The request:
Please give the listing again, word for word, with nothing left out.

Stored dataset items:
....................

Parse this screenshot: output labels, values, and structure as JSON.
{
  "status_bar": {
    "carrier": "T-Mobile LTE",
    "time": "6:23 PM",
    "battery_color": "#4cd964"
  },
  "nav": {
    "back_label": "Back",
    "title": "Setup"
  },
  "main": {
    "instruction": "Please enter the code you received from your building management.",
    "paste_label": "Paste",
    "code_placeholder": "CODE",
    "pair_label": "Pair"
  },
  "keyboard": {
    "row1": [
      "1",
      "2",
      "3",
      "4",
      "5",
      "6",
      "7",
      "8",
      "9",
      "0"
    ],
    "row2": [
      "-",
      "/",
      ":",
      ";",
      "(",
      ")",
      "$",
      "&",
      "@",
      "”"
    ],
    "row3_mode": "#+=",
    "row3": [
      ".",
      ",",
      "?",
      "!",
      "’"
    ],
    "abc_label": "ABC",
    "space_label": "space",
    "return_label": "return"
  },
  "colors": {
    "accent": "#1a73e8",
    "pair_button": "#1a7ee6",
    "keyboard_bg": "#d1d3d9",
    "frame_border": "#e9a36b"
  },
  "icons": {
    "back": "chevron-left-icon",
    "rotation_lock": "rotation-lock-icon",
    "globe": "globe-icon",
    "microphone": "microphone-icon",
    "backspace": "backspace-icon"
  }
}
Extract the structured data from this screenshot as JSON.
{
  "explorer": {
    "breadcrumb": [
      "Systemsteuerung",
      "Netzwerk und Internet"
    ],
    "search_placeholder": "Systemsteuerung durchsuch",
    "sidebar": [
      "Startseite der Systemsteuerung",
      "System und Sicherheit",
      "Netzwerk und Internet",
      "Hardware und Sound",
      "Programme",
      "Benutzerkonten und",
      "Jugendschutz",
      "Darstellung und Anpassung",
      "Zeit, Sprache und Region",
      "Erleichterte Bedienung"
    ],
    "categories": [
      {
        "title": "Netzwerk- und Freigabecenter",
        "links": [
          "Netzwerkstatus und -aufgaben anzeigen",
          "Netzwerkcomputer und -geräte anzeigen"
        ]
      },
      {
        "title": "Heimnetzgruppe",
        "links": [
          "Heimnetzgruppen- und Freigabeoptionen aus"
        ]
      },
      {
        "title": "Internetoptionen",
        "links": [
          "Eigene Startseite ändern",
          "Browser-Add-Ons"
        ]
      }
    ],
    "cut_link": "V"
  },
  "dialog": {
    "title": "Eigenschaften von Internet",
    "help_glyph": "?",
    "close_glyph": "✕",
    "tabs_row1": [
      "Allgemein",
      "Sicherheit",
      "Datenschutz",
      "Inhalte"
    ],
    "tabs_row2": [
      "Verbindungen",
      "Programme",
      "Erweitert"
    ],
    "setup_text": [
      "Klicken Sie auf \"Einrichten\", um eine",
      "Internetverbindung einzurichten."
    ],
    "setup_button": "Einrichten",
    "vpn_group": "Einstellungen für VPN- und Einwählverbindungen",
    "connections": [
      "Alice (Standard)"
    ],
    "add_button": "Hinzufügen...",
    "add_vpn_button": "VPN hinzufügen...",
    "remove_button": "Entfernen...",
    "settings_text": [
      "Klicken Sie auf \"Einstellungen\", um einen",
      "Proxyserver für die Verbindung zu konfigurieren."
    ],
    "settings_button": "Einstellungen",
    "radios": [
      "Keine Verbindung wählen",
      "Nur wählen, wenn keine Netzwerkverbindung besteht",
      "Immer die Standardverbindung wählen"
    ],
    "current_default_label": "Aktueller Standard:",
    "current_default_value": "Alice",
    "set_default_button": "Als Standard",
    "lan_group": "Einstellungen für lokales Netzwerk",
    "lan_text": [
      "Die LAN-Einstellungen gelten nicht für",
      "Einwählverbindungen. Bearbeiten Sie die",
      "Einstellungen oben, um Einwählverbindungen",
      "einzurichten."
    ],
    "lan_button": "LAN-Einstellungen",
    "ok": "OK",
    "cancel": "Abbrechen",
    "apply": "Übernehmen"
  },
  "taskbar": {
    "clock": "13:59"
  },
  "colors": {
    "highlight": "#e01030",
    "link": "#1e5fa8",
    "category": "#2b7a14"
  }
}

....................

Correct output:
Parse this screenshot: output labels, values, and structure as JSON.
{
  "status_bar": {
    "carrier": "T-Mobile LTE",
    "time": "6:23 PM",
    "battery_color": "#4cd964"
  },
  "nav": {
    "back_label": "Back",
    "title": "Setup"
  },
  "main": {
    "instruction": "Please enter the code you received from your building management.",
    "paste_label": "Paste",
    "code_placeholder": "CODE",
    "pair_label": "Pair"
  },
  "keyboard": {
    "row1": [
      "1",
      "2",
      "3",
      "4",
      "5",
      "6",
      "7",
      "8",
      "9",
      "0"
    ],
    "row2": [
      "-",
      "/",
      ":",
      ";",
      "(",
      ")",
      "$",
      "&",
      "@",
      "”"
    ],
    "row3_mode": "#+=",
    "row3": [
      ".",
      ",",
      "?",
      "!",
      "’"
    ],
    "abc_label": "ABC",
    "space_label": "space",
    "return_label": "return"
  },
  "colors": {
    "accent": "#1a73e8",
    "pair_button": "#1a7ee6",
    "keyboard_bg": "#d1d3d9",
    "frame_border": "#e9a36b"
  },
  "icons": {
    "back": "chevron-left-icon",
    "rotation_lock": "rotation-lock-icon",
    "globe": "globe-icon",
    "microphone": "microphone-icon",
    "backspace": "backspace-icon"
  }
}
Extract the structured data from this screenshot as JSON.
{
  "explorer": {
    "breadcrumb": [
      "Systemsteuerung",
      "Netzwerk und Internet"
    ],
    "search_placeholder": "Systemsteuerung durchsuch",
    "sidebar": [
      "Startseite der Systemsteuerung",
      "System und Sicherheit",
      "Netzwerk und Internet",
      "Hardware und Sound",
      "Programme",
      "Benutzerkonten und",
      "Jugendschutz",
      "Darstellung und Anpassung",
      "Zeit, Sprache und Region",
      "Erleichterte Bedienung"
    ],
    "categories": [
      {
        "title": "Netzwerk- und Freigabecenter",
        "links": [
          "Netzwerkstatus und -aufgaben anzeigen",
          "Netzwerkcomputer und -geräte anzeigen"
        ]
      },
      {
        "title": "Heimnetzgruppe",
        "links": [
          "Heimnetzgruppen- und Freigabeoptionen aus"
        ]
      },
      {
        "title": "Internetoptionen",
        "links": [
          "Eigene Startseite ändern",
          "Browser-Add-Ons"
        ]
      }
    ],
    "cut_link": "V"
  },
  "dialog": {
    "title": "Eigenschaften von Internet",
    "help_glyph": "?",
    "close_glyph": "✕",
    "tabs_row1": [
      "Allgemein",
      "Sicherheit",
      "Datenschutz",
      "Inhalte"
    ],
    "tabs_row2": [
      "Verbindungen",
      "Programme",
      "Erweitert"
    ],
    "setup_text": [
      "Klicken Sie auf \"Einrichten\", um eine",
      "Internetverbindung einzurichten."
    ],
    "setup_button": "Einrichten",
    "vpn_group": "Einstellungen für VPN- und Einwählverbindungen",
    "connections": [
      "Alice (Standard)"
    ],
    "add_button": "Hinzufügen...",
    "add_vpn_button": "VPN hinzufügen...",
    "remove_button": "Entfernen...",
    "settings_text": [
      "Klicken Sie auf \"Einstellungen\", um einen",
      "Proxyserver für die Verbindung zu konfigurieren."
    ],
    "settings_button": "Einstellungen",
    "radios": [
      "Keine Verbindung wählen",
      "Nur wählen, wenn keine Netzwerkverbindung besteht",
      "Immer die Standardverbindung wählen"
    ],
    "current_default_label": "Aktueller Standard:",
    "current_default_value": "Alice",
    "set_default_button": "Als Standard",
    "lan_group": "Einstellungen für lokales Netzwerk",
    "lan_text": [
      "Die LAN-Einstellungen gelten nicht für",
      "Einwählverbindungen. Bearbeiten Sie die",
      "Einstellungen oben, um Einwählverbindungen",
      "einzurichten."
    ],
    "lan_button": "LAN-Einstellungen",
    "ok": "OK",
    "cancel": "Abbrechen",
    "apply": "Übernehmen"
  },
  "taskbar": {
    "clock": "13:59"
  },
  "colors": {
    "highlight": "#e01030",
    "link": "#1e5fa8",
    "category": "#2b7a14"
  }
}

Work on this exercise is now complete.